__Work to complete__
Going line by line through the listing, how many lines hold "Figure"? State nothing but the number.

[[ Dataset records open ]]

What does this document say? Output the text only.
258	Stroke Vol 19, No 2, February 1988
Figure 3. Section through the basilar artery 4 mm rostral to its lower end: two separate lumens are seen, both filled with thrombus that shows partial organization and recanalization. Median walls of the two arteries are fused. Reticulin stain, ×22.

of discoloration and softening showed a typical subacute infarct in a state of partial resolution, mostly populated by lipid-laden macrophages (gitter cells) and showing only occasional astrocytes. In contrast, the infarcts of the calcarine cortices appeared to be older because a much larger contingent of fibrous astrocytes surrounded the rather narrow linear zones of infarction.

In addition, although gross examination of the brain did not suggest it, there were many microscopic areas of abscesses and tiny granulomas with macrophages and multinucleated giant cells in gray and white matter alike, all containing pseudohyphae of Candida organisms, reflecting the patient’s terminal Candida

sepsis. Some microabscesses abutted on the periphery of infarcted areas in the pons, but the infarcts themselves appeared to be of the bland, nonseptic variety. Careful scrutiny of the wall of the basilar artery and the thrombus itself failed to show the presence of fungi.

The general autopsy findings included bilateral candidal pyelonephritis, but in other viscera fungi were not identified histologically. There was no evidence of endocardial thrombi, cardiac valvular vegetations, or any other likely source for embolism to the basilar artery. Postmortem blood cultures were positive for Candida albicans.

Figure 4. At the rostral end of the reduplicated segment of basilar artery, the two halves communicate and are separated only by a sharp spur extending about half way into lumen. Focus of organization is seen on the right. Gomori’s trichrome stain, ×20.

[[ Dataset records closed ]]

__Answer box__
2